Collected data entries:
--- begin ---
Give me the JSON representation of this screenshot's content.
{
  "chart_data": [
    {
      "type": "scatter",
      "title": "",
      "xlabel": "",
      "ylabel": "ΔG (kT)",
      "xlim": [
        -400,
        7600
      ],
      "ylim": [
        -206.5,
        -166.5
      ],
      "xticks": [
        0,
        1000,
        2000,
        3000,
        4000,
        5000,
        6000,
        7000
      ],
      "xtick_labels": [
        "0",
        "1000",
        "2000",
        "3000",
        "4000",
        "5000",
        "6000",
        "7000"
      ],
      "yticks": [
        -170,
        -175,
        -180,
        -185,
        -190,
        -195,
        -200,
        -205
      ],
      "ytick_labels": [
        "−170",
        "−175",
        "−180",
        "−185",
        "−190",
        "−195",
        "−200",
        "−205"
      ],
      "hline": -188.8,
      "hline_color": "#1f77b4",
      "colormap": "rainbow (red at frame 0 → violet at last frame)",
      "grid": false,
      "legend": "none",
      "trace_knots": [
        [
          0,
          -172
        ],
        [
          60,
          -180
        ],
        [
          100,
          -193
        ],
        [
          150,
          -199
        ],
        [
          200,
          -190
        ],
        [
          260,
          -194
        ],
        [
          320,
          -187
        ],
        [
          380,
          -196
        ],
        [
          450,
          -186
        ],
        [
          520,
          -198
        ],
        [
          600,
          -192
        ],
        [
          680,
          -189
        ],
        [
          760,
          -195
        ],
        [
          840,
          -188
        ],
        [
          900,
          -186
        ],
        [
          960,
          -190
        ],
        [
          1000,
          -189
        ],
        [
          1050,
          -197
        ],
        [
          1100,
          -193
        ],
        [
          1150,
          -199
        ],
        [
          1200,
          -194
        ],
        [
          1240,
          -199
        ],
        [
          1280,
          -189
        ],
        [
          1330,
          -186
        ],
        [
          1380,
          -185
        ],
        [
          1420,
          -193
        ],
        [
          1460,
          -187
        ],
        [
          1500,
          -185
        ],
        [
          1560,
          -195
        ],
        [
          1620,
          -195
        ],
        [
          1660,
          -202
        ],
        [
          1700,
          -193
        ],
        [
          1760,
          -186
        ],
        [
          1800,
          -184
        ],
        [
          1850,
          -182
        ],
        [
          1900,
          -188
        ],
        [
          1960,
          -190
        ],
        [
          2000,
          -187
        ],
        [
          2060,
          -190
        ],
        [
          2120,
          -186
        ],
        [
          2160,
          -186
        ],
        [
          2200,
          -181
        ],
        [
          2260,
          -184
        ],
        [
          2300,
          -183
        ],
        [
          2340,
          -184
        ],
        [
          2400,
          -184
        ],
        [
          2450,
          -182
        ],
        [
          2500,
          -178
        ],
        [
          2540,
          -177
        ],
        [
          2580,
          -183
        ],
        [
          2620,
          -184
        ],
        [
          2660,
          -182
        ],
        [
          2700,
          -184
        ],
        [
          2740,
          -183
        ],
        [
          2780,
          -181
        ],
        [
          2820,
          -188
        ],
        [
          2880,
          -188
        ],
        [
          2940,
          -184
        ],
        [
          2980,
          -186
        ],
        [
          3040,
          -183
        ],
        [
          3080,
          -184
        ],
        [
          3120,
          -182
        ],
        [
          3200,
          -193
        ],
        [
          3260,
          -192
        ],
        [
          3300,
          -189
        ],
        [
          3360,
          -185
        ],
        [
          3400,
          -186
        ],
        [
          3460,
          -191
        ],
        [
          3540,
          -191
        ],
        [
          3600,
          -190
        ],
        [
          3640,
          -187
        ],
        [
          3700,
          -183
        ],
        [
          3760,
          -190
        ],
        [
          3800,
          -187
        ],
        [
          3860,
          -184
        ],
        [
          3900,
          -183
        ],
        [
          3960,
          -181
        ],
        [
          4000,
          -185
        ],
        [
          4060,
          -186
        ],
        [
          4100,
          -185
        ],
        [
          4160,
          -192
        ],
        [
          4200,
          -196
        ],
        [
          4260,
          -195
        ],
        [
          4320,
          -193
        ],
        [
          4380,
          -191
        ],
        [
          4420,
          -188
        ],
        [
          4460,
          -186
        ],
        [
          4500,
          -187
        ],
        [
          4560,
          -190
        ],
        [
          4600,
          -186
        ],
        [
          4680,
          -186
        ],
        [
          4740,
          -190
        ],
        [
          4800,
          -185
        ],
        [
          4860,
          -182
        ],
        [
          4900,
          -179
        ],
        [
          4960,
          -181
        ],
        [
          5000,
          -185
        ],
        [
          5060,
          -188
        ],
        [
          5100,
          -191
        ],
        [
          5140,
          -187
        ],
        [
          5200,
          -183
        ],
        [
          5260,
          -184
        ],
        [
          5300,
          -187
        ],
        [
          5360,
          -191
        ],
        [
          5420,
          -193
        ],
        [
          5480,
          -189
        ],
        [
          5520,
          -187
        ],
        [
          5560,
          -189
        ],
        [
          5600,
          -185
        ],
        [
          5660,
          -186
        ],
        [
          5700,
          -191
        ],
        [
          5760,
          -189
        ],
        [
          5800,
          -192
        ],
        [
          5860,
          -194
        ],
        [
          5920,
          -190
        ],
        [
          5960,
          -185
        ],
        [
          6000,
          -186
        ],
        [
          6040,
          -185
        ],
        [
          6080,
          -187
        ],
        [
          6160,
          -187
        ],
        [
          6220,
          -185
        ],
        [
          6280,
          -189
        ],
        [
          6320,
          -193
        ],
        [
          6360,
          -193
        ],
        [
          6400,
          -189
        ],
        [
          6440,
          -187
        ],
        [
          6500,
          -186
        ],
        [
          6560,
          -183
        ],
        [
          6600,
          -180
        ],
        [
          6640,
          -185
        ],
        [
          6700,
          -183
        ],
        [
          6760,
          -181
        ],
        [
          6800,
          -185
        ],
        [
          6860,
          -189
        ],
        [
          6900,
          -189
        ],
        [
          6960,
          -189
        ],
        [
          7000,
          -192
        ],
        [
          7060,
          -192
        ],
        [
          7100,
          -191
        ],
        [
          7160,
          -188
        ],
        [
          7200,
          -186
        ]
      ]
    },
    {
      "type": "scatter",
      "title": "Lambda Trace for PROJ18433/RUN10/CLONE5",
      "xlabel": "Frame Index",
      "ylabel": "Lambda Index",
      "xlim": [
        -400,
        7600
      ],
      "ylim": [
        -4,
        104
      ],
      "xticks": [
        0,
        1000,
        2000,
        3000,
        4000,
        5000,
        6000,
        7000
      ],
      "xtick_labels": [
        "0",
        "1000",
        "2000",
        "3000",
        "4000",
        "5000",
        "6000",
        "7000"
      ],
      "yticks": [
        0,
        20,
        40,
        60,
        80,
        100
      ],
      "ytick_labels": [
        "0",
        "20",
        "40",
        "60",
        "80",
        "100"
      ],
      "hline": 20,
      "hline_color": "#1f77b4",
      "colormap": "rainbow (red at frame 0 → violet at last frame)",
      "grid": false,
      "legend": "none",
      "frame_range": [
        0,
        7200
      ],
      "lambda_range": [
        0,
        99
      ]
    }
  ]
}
--- end ---
To do: Print out the whole listing exactly as it appears.

Task solution:
Give me the JSON representation of this screenshot's content.
{
  "chart_data": [
    {
      "type": "scatter",
      "title": "",
      "xlabel": "",
      "ylabel": "ΔG (kT)",
      "xlim": [
        -400,
        7600
      ],
      "ylim": [
        -206.5,
        -166.5
      ],
      "xticks": [
        0,
        1000,
        2000,
        3000,
        4000,
        5000,
        6000,
        7000
      ],
      "xtick_labels": [
        "0",
        "1000",
        "2000",
        "3000",
        "4000",
        "5000",
        "6000",
        "7000"
      ],
      "yticks": [
        -170,
        -175,
        -180,
        -185,
        -190,
        -195,
        -200,
        -205
      ],
      "ytick_labels": [
        "−170",
        "−175",
        "−180",
        "−185",
        "−190",
        "−195",
        "−200",
        "−205"
      ],
      "hline": -188.8,
      "hline_color": "#1f77b4",
      "colormap": "rainbow (red at frame 0 → violet at last frame)",
      "grid": false,
      "legend": "none",
      "trace_knots": [
        [
          0,
          -172
        ],
        [
          60,
          -180
        ],
        [
          100,
          -193
        ],
        [
          150,
          -199
        ],
        [
          200,
          -190
        ],
        [
          260,
          -194
        ],
        [
          320,
          -187
        ],
        [
          380,
          -196
        ],
        [
          450,
          -186
        ],
        [
          520,
          -198
        ],
        [
          600,
          -192
        ],
        [
          680,
          -189
        ],
        [
          760,
          -195
        ],
        [
          840,
          -188
        ],
        [
          900,
          -186
        ],
        [
          960,
          -190
        ],
        [
          1000,
          -189
        ],
        [
          1050,
          -197
        ],
        [
          1100,
          -193
        ],
        [
          1150,
          -199
        ],
        [
          1200,
          -194
        ],
        [
          1240,
          -199
        ],
        [
          1280,
          -189
        ],
        [
          1330,
          -186
        ],
        [
          1380,
          -185
        ],
        [
          1420,
          -193
        ],
        [
          1460,
          -187
        ],
        [
          1500,
          -185
        ],
        [
          1560,
          -195
        ],
        [
          1620,
          -195
        ],
        [
          1660,
          -202
        ],
        [
          1700,
          -193
        ],
        [
          1760,
          -186
        ],
        [
          1800,
          -184
        ],
        [
          1850,
          -182
        ],
        [
          1900,
          -188
        ],
        [
          1960,
          -190
        ],
        [
          2000,
          -187
        ],
        [
          2060,
          -190
        ],
        [
          2120,
          -186
        ],
        [
          2160,
          -186
        ],
        [
          2200,
          -181
        ],
        [
          2260,
          -184
        ],
        [
          2300,
          -183
        ],
        [
          2340,
          -184
        ],
        [
          2400,
          -184
        ],
        [
          2450,
          -182
        ],
        [
          2500,
          -178
        ],
        [
          2540,
          -177
        ],
        [
          2580,
          -183
        ],
        [
          2620,
          -184
        ],
        [
          2660,
          -182
        ],
        [
          2700,
          -184
        ],
        [
          2740,
          -183
        ],
        [
          2780,
          -181
        ],
        [
          2820,
          -188
        ],
        [
          2880,
          -188
        ],
        [
          2940,
          -184
        ],
        [
          2980,
          -186
        ],
        [
          3040,
          -183
        ],
        [
          3080,
          -184
        ],
        [
          3120,
          -182
        ],
        [
          3200,
          -193
        ],
        [
          3260,
          -192
        ],
        [
          3300,
          -189
        ],
        [
          3360,
          -185
        ],
        [
          3400,
          -186
        ],
        [
          3460,
          -191
        ],
        [
          3540,
          -191
        ],
        [
          3600,
          -190
        ],
        [
          3640,
          -187
        ],
        [
          3700,
          -183
        ],
        [
          3760,
          -190
        ],
        [
          3800,
          -187
        ],
        [
          3860,
          -184
        ],
        [
          3900,
          -183
        ],
        [
          3960,
          -181
        ],
        [
          4000,
          -185
        ],
        [
          4060,
          -186
        ],
        [
          4100,
          -185
        ],
        [
          4160,
          -192
        ],
        [
          4200,
          -196
        ],
        [
          4260,
          -195
        ],
        [
          4320,
          -193
        ],
        [
          4380,
          -191
        ],
        [
          4420,
          -188
        ],
        [
          4460,
          -186
        ],
        [
          4500,
          -187
        ],
        [
          4560,
          -190
        ],
        [
          4600,
          -186
        ],
        [
          4680,
          -186
        ],
        [
          4740,
          -190
        ],
        [
          4800,
          -185
        ],
        [
          4860,
          -182
        ],
        [
          4900,
          -179
        ],
        [
          4960,
          -181
        ],
        [
          5000,
          -185
        ],
        [
          5060,
          -188
        ],
        [
          5100,
          -191
        ],
        [
          5140,
          -187
        ],
        [
          5200,
          -183
        ],
        [
          5260,
          -184
        ],
        [
          5300,
          -187
        ],
        [
          5360,
          -191
        ],
        [
          5420,
          -193
        ],
        [
          5480,
          -189
        ],
        [
          5520,
          -187
        ],
        [
          5560,
          -189
        ],
        [
          5600,
          -185
        ],
        [
          5660,
          -186
        ],
        [
          5700,
          -191
        ],
        [
          5760,
          -189
        ],
        [
          5800,
          -192
        ],
        [
          5860,
          -194
        ],
        [
          5920,
          -190
        ],
        [
          5960,
          -185
        ],
        [
          6000,
          -186
        ],
        [
          6040,
          -185
        ],
        [
          6080,
          -187
        ],
        [
          6160,
          -187
        ],
        [
          6220,
          -185
        ],
        [
          6280,
          -189
        ],
        [
          6320,
          -193
        ],
        [
          6360,
          -193
        ],
        [
          6400,
          -189
        ],
        [
          6440,
          -187
        ],
        [
          6500,
          -186
        ],
        [
          6560,
          -183
        ],
        [
          6600,
          -180
        ],
        [
          6640,
          -185
        ],
        [
          6700,
          -183
        ],
        [
          6760,
          -181
        ],
        [
          6800,
          -185
        ],
        [
          6860,
          -189
        ],
        [
          6900,
          -189
        ],
        [
          6960,
          -189
        ],
        [
          7000,
          -192
        ],
        [
          7060,
          -192
        ],
        [
          7100,
          -191
        ],
        [
          7160,
          -188
        ],
        [
          7200,
          -186
        ]
      ]
    },
    {
      "type": "scatter",
      "title": "Lambda Trace for PROJ18433/RUN10/CLONE5",
      "xlabel": "Frame Index",
      "ylabel": "Lambda Index",
      "xlim": [
        -400,
        7600
      ],
      "ylim": [
        -4,
        104
      ],
      "xticks": [
        0,
        1000,
        2000,
        3000,
        4000,
        5000,
        6000,
        7000
      ],
      "xtick_labels": [
        "0",
        "1000",
        "2000",
        "3000",
        "4000",
        "5000",
        "6000",
        "7000"
      ],
      "yticks": [
        0,
        20,
        40,
        60,
        80,
        100
      ],
      "ytick_labels": [
        "0",
        "20",
        "40",
        "60",
        "80",
        "100"
      ],
      "hline": 20,
      "hline_color": "#1f77b4",
      "colormap": "rainbow (red at frame 0 → violet at last frame)",
      "grid": false,
      "legend": "none",
      "frame_range": [
        0,
        7200
      ],
      "lambda_range": [
        0,
        99
      ]
    }
  ]
}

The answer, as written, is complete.